> Goal:
Determine how many lines hold "START" and give only that number.

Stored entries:
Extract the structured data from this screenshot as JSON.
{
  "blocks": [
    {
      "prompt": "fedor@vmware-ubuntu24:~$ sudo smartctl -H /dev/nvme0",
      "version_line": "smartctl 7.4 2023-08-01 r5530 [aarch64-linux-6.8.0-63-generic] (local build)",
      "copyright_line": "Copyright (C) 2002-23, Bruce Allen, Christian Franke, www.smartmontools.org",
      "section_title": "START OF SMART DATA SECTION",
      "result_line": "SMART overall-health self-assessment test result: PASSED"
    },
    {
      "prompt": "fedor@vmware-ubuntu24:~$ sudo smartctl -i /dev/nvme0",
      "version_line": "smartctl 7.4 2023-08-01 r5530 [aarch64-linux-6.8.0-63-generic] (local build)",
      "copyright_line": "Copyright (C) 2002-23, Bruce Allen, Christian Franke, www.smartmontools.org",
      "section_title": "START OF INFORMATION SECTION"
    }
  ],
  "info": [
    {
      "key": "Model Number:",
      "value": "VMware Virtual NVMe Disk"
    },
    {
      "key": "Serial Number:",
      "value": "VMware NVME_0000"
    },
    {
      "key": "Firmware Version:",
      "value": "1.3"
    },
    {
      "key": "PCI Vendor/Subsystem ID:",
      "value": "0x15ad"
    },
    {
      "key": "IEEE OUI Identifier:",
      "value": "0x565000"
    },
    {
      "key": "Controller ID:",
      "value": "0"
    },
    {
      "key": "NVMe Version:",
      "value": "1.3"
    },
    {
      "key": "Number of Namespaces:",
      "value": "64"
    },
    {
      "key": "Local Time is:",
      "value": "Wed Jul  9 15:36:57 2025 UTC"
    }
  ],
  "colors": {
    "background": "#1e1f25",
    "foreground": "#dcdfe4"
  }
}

> Solution below:
2